[Collection entries]
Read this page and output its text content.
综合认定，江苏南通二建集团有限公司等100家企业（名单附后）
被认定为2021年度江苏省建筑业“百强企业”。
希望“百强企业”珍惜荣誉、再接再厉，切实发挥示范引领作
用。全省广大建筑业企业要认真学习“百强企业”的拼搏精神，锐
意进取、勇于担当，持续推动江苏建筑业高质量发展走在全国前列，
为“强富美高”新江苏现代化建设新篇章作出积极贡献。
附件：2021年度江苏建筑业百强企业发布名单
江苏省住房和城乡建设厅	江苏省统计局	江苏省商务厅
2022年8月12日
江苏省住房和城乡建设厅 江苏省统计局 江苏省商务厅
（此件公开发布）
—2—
==
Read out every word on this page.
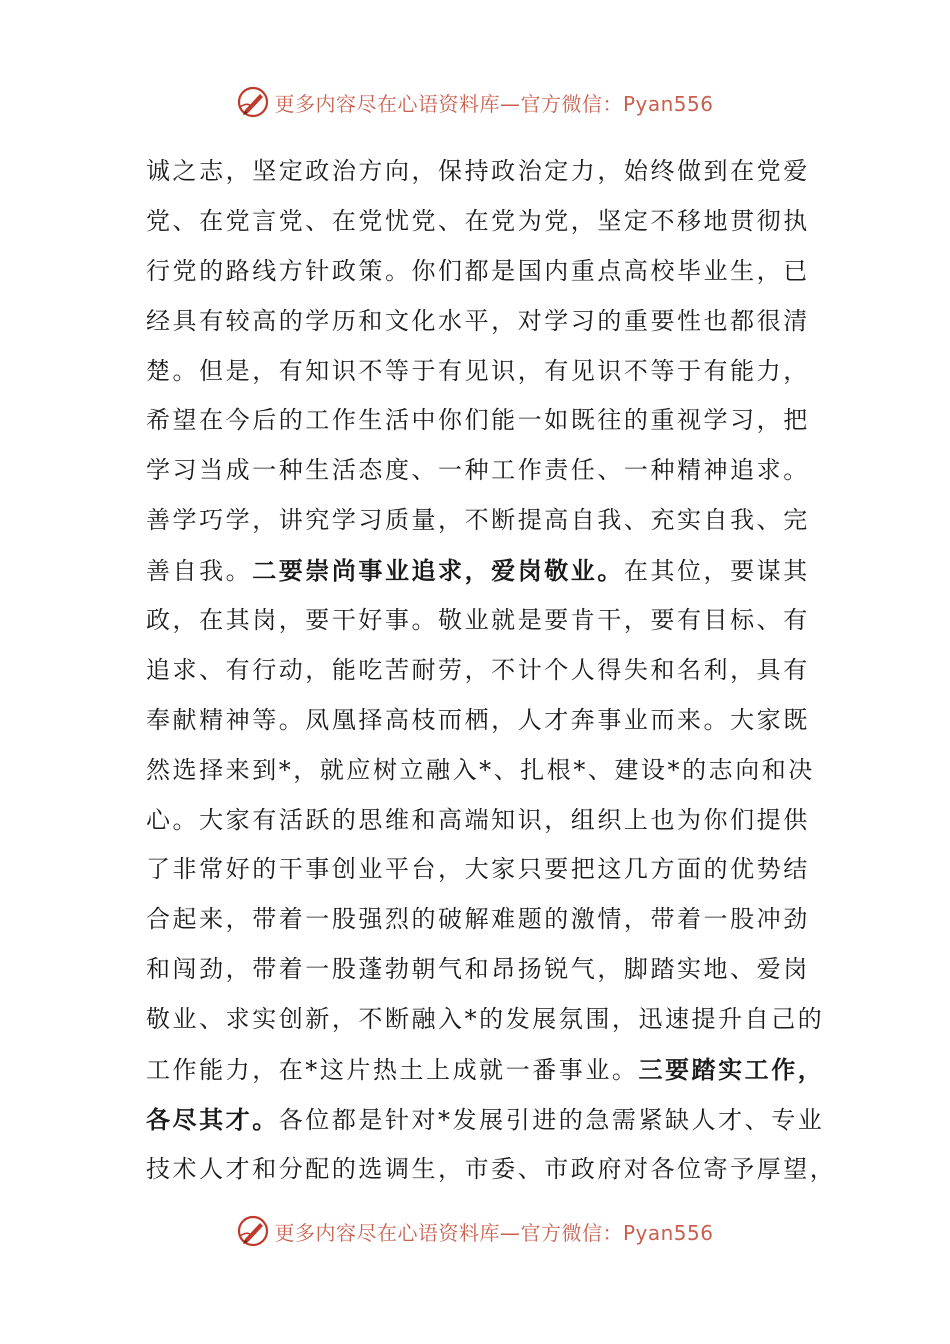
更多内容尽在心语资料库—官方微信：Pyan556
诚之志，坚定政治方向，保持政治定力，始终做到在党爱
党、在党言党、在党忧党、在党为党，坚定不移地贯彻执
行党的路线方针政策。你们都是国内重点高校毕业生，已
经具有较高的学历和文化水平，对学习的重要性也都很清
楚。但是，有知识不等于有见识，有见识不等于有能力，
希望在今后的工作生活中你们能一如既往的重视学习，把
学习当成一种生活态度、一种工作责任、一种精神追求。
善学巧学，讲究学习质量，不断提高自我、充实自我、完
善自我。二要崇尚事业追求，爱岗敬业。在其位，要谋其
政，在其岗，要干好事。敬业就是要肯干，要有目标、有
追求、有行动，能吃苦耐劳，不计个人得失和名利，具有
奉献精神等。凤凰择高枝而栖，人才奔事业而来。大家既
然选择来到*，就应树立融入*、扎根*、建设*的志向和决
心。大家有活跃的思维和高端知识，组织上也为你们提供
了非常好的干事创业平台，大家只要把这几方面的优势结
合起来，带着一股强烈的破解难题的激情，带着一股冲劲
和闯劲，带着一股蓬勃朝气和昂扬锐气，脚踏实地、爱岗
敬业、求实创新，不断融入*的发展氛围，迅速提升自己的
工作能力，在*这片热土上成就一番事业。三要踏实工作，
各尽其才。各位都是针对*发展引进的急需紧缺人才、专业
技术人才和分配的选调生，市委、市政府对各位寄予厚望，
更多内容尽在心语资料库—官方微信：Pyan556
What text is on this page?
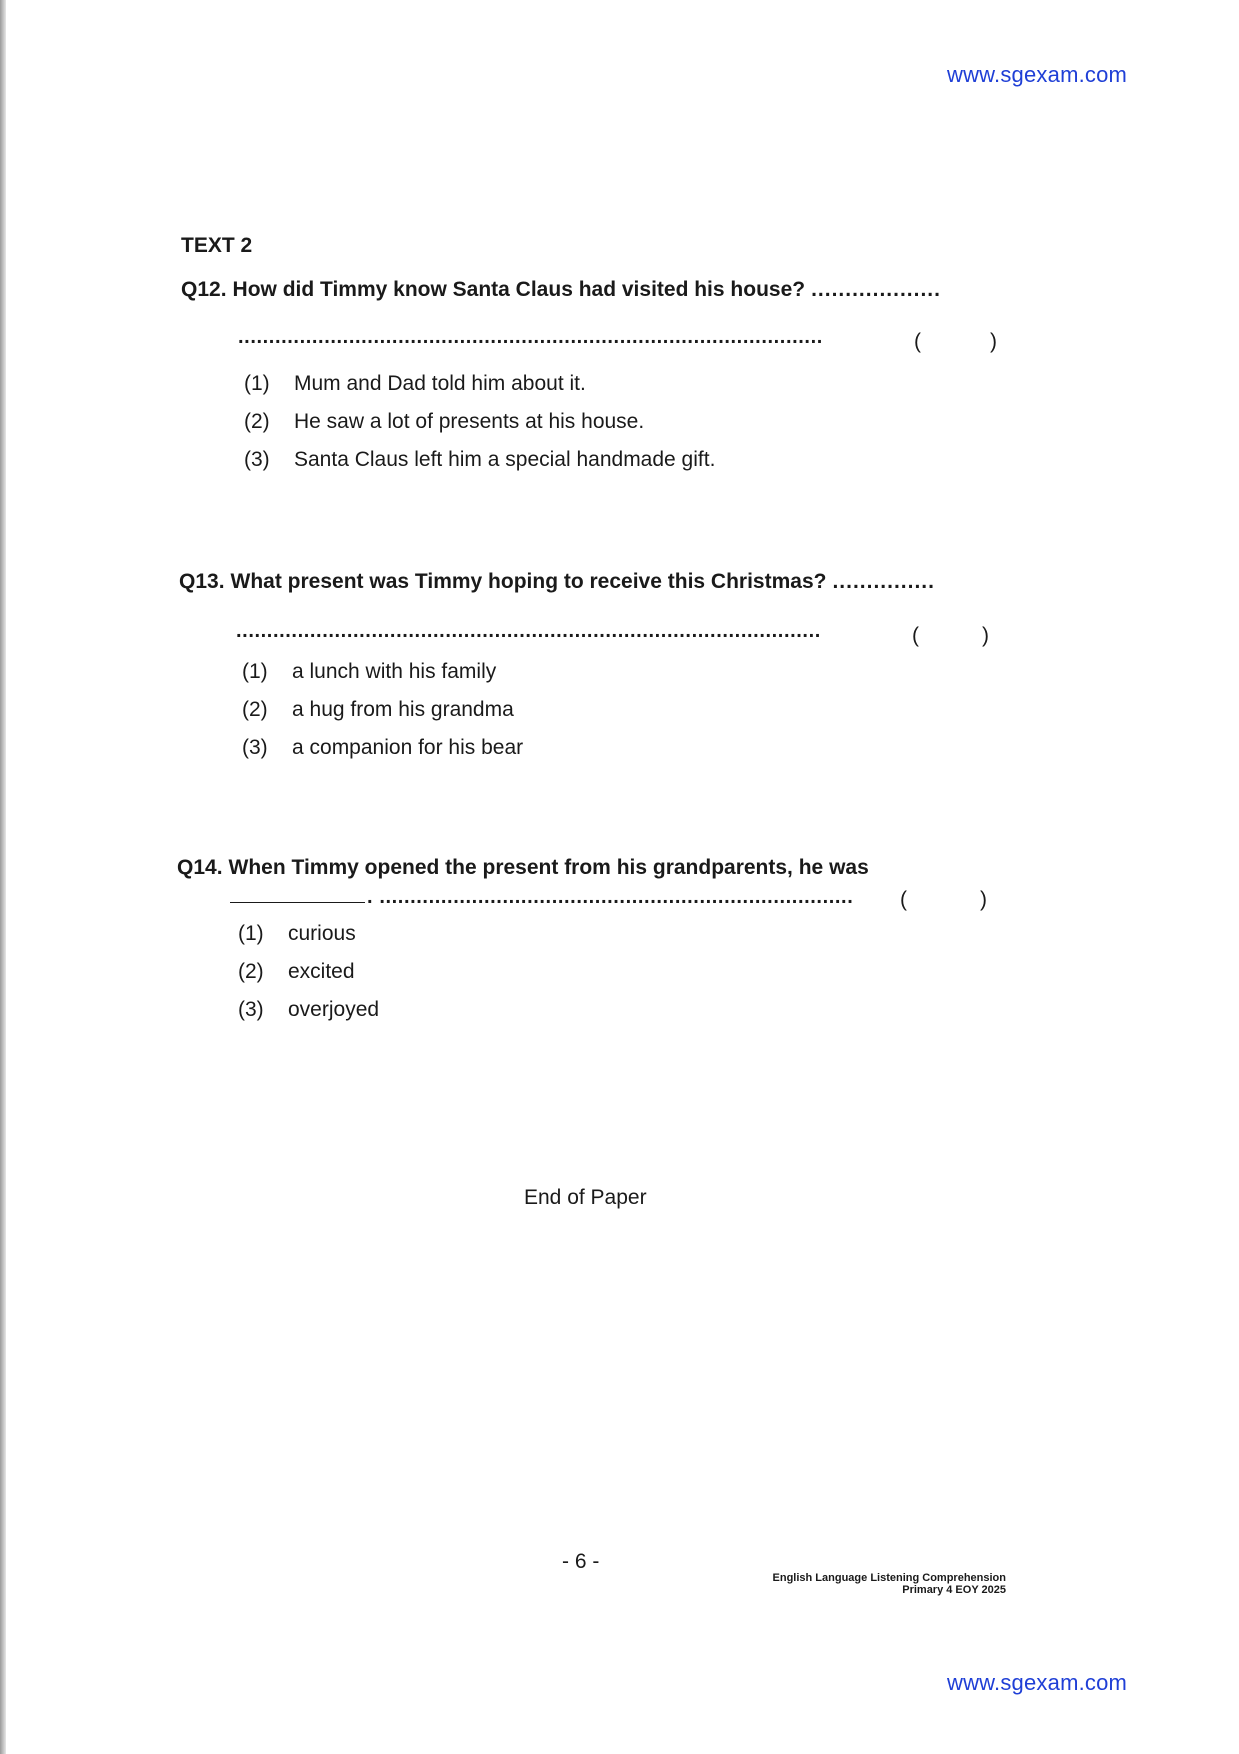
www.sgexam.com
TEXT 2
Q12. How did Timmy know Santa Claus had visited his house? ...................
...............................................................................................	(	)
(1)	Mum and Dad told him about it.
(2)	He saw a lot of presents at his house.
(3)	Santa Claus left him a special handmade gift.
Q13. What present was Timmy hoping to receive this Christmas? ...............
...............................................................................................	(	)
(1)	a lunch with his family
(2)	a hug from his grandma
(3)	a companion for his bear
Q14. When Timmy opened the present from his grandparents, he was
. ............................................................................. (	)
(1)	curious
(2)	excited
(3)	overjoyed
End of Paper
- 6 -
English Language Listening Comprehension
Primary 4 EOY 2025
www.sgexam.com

Problem details:
Copy, from the material, each line that holds the string "this".

The result:
Read this page and output its text content.
Read out every word on this page.
What text is on this page?
Q13. What present was Timmy hoping to receive this Christmas? ...............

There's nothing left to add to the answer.